Dataset excerpts:
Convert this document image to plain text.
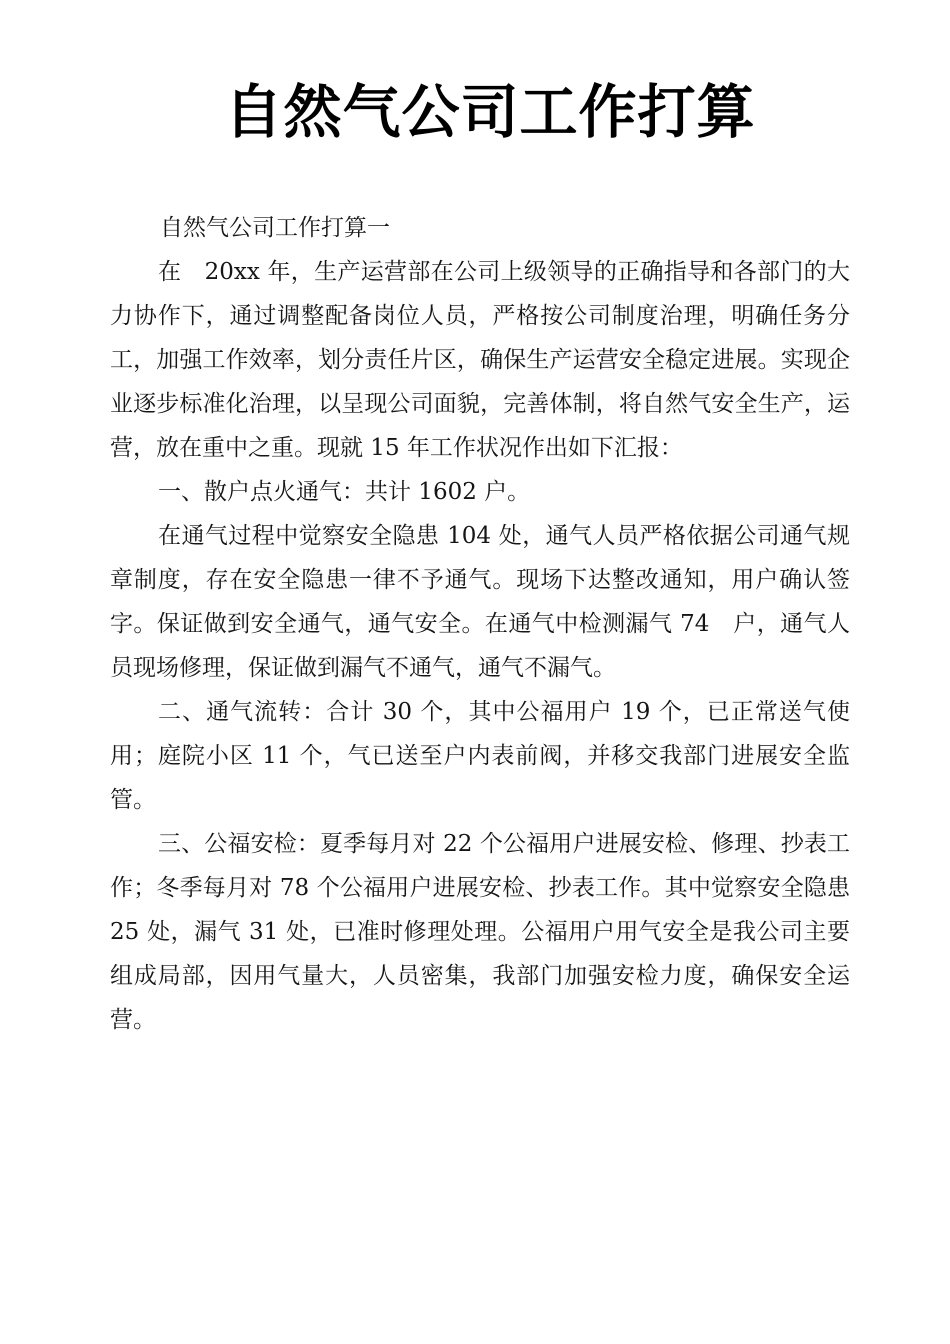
自然气公司工作打算

自然气公司工作打算一

在　20xx 年，生产运营部在公司上级领导的正确指导和各部门的大力协作下，通过调整配备岗位人员，严格按公司制度治理，明确任务分工，加强工作效率，划分责任片区，确保生产运营安全稳定进展。实现企业逐步标准化治理，以呈现公司面貌，完善体制，将自然气安全生产，运营，放在重中之重。现就 15 年工作状况作出如下汇报：

一、散户点火通气：共计 1602 户。

在通气过程中觉察安全隐患 104 处，通气人员严格依据公司通气规章制度，存在安全隐患一律不予通气。现场下达整改通知，用户确认签字。保证做到安全通气，通气安全。在通气中检测漏气 74　户，通气人员现场修理，保证做到漏气不通气，通气不漏气。

二、通气流转：合计 30 个，其中公福用户 19 个，已正常送气使用；庭院小区 11 个，气已送至户内表前阀，并移交我部门进展安全监管。

三、公福安检：夏季每月对 22 个公福用户进展安检、修理、抄表工作；冬季每月对 78 个公福用户进展安检、抄表工作。其中觉察安全隐患 25 处，漏气 31 处，已准时修理处理。公福用户用气安全是我公司主要组成局部，因用气量大，人员密集，我部门加强安检力度，确保安全运营。
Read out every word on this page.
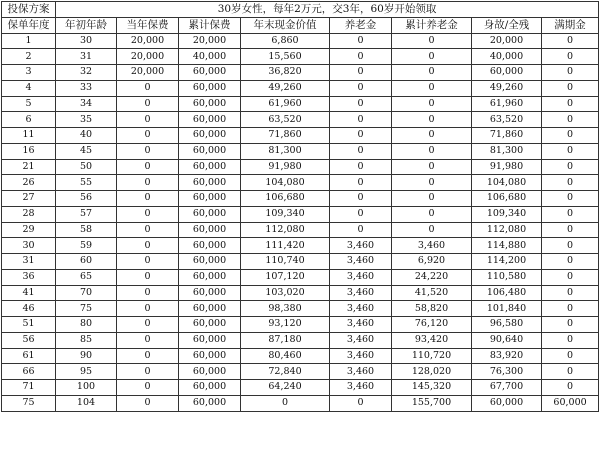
投保方案	30岁女性，每年2万元，交3年，60岁开始领取							
保单年度	年初年龄	当年保费	累计保费	年末现金价值	养老金	累计养老金	身故/全残	满期金
1	30	20,000	20,000	6,860	0	0	20,000	0
2	31	20,000	40,000	15,560	0	0	40,000	0
3	32	20,000	60,000	36,820	0	0	60,000	0
4	33	0	60,000	49,260	0	0	49,260	0
5	34	0	60,000	61,960	0	0	61,960	0
6	35	0	60,000	63,520	0	0	63,520	0
11	40	0	60,000	71,860	0	0	71,860	0
16	45	0	60,000	81,300	0	0	81,300	0
21	50	0	60,000	91,980	0	0	91,980	0
26	55	0	60,000	104,080	0	0	104,080	0
27	56	0	60,000	106,680	0	0	106,680	0
28	57	0	60,000	109,340	0	0	109,340	0
29	58	0	60,000	112,080	0	0	112,080	0
30	59	0	60,000	111,420	3,460	3,460	114,880	0
31	60	0	60,000	110,740	3,460	6,920	114,200	0
36	65	0	60,000	107,120	3,460	24,220	110,580	0
41	70	0	60,000	103,020	3,460	41,520	106,480	0
46	75	0	60,000	98,380	3,460	58,820	101,840	0
51	80	0	60,000	93,120	3,460	76,120	96,580	0
56	85	0	60,000	87,180	3,460	93,420	90,640	0
61	90	0	60,000	80,460	3,460	110,720	83,920	0
66	95	0	60,000	72,840	3,460	128,020	76,300	0
71	100	0	60,000	64,240	3,460	145,320	67,700	0
75	104	0	60,000	0	0	155,700	60,000	60,000
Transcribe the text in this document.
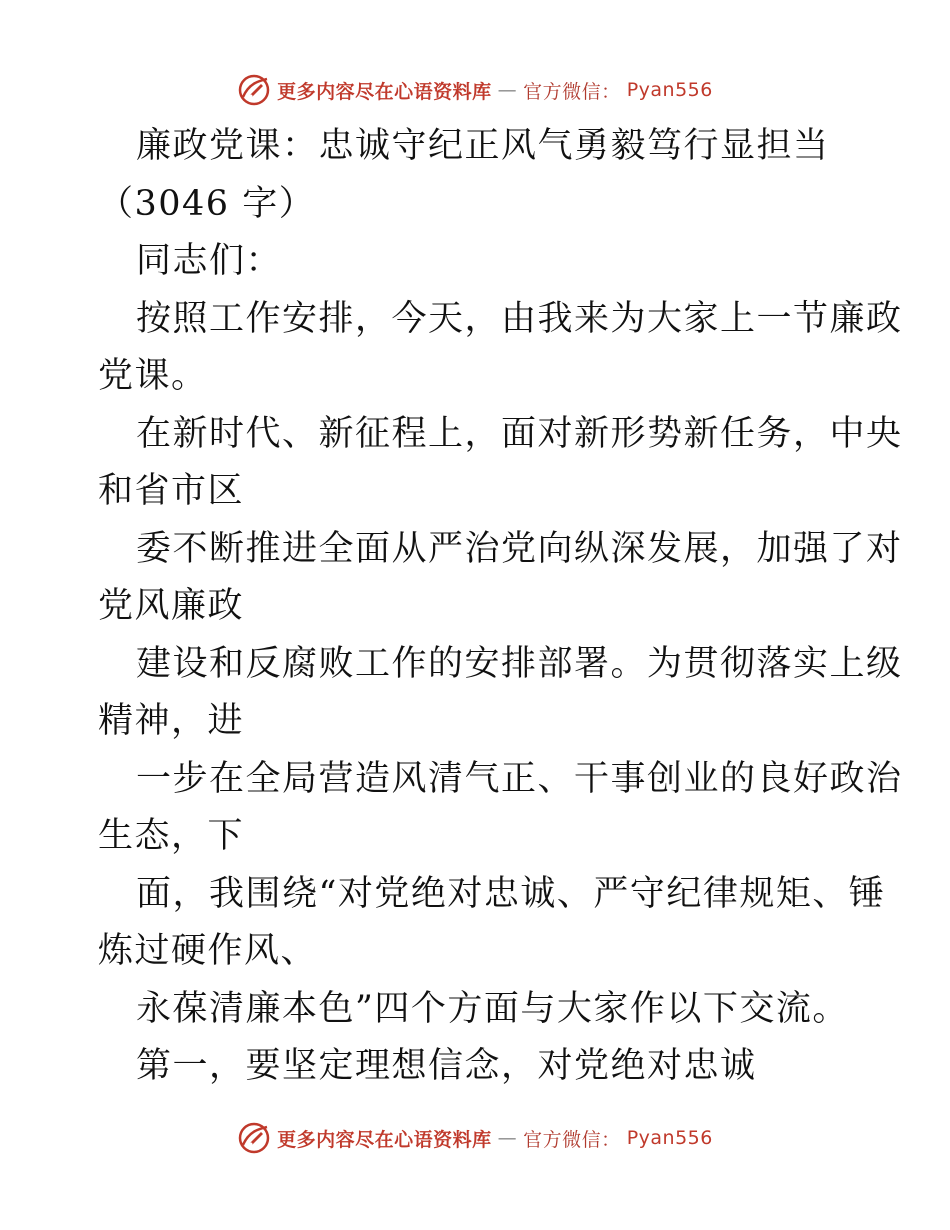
更多内容尽在心语资料库 — 官方微信： Pyan556
廉政党课：忠诚守纪正风气勇毅笃行显担当
（3046 字）
同志们：
按照工作安排，今天，由我来为大家上一节廉政
党课。
在新时代、新征程上，面对新形势新任务，中央
和省市区
委不断推进全面从严治党向纵深发展，加强了对
党风廉政
建设和反腐败工作的安排部署。为贯彻落实上级
精神，进
一步在全局营造风清气正、干事创业的良好政治
生态，下
面，我围绕“对党绝对忠诚、严守纪律规矩、锤
炼过硬作风、
永葆清廉本色”四个方面与大家作以下交流。
第一，要坚定理想信念，对党绝对忠诚
更多内容尽在心语资料库 — 官方微信： Pyan556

Short task: Without the images, write out each line of the data verbatim.

Problem solution:
Convert this document image to plain text.
自然气公司工作打算

自然气公司工作打算一

在　20xx 年，生产运营部在公司上级领导的正确指导和各部门的大力协作下，通过调整配备岗位人员，严格按公司制度治理，明确任务分工，加强工作效率，划分责任片区，确保生产运营安全稳定进展。实现企业逐步标准化治理，以呈现公司面貌，完善体制，将自然气安全生产，运营，放在重中之重。现就 15 年工作状况作出如下汇报：

一、散户点火通气：共计 1602 户。

在通气过程中觉察安全隐患 104 处，通气人员严格依据公司通气规章制度，存在安全隐患一律不予通气。现场下达整改通知，用户确认签字。保证做到安全通气，通气安全。在通气中检测漏气 74　户，通气人员现场修理，保证做到漏气不通气，通气不漏气。

二、通气流转：合计 30 个，其中公福用户 19 个，已正常送气使用；庭院小区 11 个，气已送至户内表前阀，并移交我部门进展安全监管。

三、公福安检：夏季每月对 22 个公福用户进展安检、修理、抄表工作；冬季每月对 78 个公福用户进展安检、抄表工作。其中觉察安全隐患 25 处，漏气 31 处，已准时修理处理。公福用户用气安全是我公司主要组成局部，因用气量大，人员密集，我部门加强安检力度，确保安全运营。
Read out every word on this page.
投保方案	30岁女性，每年2万元，交3年，60岁开始领取							
保单年度	年初年龄	当年保费	累计保费	年末现金价值	养老金	累计养老金	身故/全残	满期金
1	30	20,000	20,000	6,860	0	0	20,000	0
2	31	20,000	40,000	15,560	0	0	40,000	0
3	32	20,000	60,000	36,820	0	0	60,000	0
4	33	0	60,000	49,260	0	0	49,260	0
5	34	0	60,000	61,960	0	0	61,960	0
6	35	0	60,000	63,520	0	0	63,520	0
11	40	0	60,000	71,860	0	0	71,860	0
16	45	0	60,000	81,300	0	0	81,300	0
21	50	0	60,000	91,980	0	0	91,980	0
26	55	0	60,000	104,080	0	0	104,080	0
27	56	0	60,000	106,680	0	0	106,680	0
28	57	0	60,000	109,340	0	0	109,340	0
29	58	0	60,000	112,080	0	0	112,080	0
30	59	0	60,000	111,420	3,460	3,460	114,880	0
31	60	0	60,000	110,740	3,460	6,920	114,200	0
36	65	0	60,000	107,120	3,460	24,220	110,580	0
41	70	0	60,000	103,020	3,460	41,520	106,480	0
46	75	0	60,000	98,380	3,460	58,820	101,840	0
51	80	0	60,000	93,120	3,460	76,120	96,580	0
56	85	0	60,000	87,180	3,460	93,420	90,640	0
61	90	0	60,000	80,460	3,460	110,720	83,920	0
66	95	0	60,000	72,840	3,460	128,020	76,300	0
71	100	0	60,000	64,240	3,460	145,320	67,700	0
75	104	0	60,000	0	0	155,700	60,000	60,000
Transcribe the text in this document.
更多内容尽在心语资料库 — 官方微信： Pyan556
廉政党课：忠诚守纪正风气勇毅笃行显担当
（3046 字）
同志们：
按照工作安排，今天，由我来为大家上一节廉政
党课。
在新时代、新征程上，面对新形势新任务，中央
和省市区
委不断推进全面从严治党向纵深发展，加强了对
党风廉政
建设和反腐败工作的安排部署。为贯彻落实上级
精神，进
一步在全局营造风清气正、干事创业的良好政治
生态，下
面，我围绕“对党绝对忠诚、严守纪律规矩、锤
炼过硬作风、
永葆清廉本色”四个方面与大家作以下交流。
第一，要坚定理想信念，对党绝对忠诚
更多内容尽在心语资料库 — 官方微信： Pyan556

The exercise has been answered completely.